In the listing below, find every line containing "marble" and copy it out.

| Excerpted records |
#####
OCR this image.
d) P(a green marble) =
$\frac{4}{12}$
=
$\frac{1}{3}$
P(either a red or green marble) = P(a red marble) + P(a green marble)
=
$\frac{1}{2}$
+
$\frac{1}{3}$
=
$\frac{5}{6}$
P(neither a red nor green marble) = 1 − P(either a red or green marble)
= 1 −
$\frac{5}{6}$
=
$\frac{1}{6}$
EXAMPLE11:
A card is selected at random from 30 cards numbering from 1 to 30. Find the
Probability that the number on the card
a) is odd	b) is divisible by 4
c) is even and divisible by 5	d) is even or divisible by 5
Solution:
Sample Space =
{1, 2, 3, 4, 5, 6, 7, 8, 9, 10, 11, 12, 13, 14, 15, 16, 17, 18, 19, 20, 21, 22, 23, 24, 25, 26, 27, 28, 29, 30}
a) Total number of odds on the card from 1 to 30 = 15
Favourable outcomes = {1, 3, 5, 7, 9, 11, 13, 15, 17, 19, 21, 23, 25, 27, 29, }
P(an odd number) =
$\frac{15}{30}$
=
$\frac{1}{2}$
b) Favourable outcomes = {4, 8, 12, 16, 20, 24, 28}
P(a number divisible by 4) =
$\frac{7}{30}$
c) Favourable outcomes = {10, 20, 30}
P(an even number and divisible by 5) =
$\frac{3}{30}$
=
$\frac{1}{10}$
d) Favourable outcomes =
#####
| Solution to the problem |
d) P(a green marble) =
P(either a red or green marble) = P(a red marble) + P(a green marble)
P(neither a red nor green marble) = 1 − P(either a red or green marble)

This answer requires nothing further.